__DATA LINES__:
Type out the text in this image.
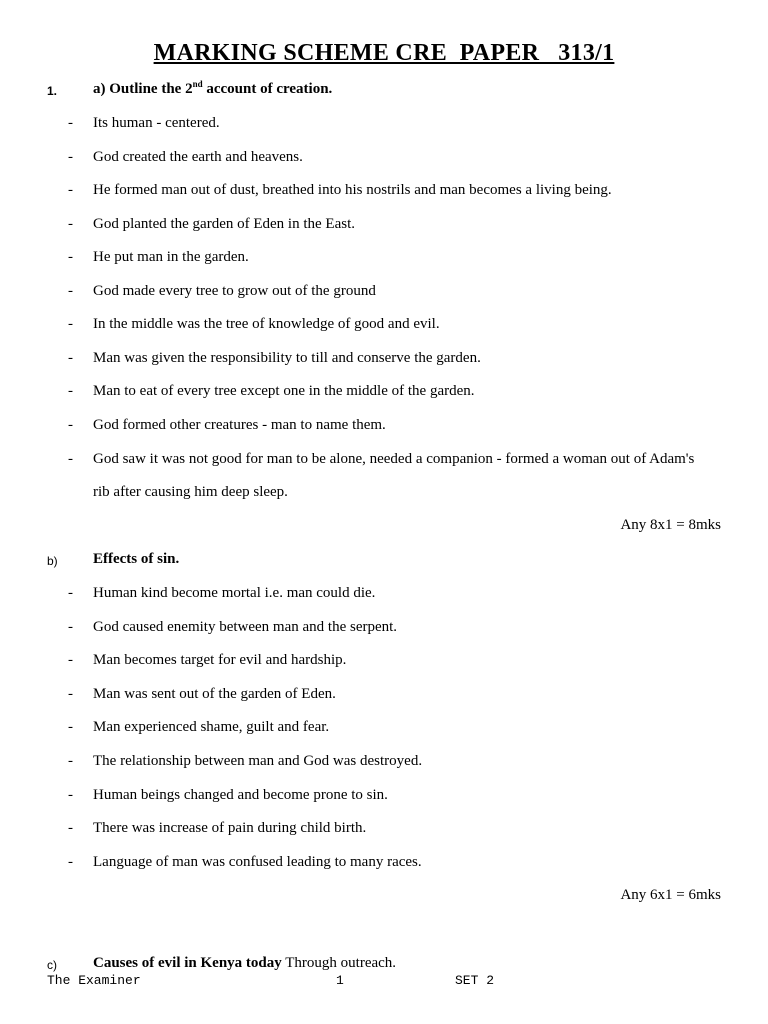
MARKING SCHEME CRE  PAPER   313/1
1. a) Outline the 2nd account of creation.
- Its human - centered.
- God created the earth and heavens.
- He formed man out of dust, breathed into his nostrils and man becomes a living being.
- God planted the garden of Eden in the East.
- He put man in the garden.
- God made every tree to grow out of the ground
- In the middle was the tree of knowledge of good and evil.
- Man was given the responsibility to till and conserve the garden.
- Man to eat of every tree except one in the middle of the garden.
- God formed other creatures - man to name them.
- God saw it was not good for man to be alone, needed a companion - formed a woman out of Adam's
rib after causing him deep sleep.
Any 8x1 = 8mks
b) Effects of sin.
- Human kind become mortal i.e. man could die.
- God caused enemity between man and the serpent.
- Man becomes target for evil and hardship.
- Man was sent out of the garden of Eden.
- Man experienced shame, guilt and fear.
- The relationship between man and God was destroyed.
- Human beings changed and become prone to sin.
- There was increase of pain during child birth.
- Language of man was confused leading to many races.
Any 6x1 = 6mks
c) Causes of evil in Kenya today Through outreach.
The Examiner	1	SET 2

__GIVEN INSTRUCTION__:
Pull out every line containing "good".

__ANSWER__:
- In the middle was the tree of knowledge of good and evil.
- God saw it was not good for man to be alone, needed a companion - formed a woman out of Adam's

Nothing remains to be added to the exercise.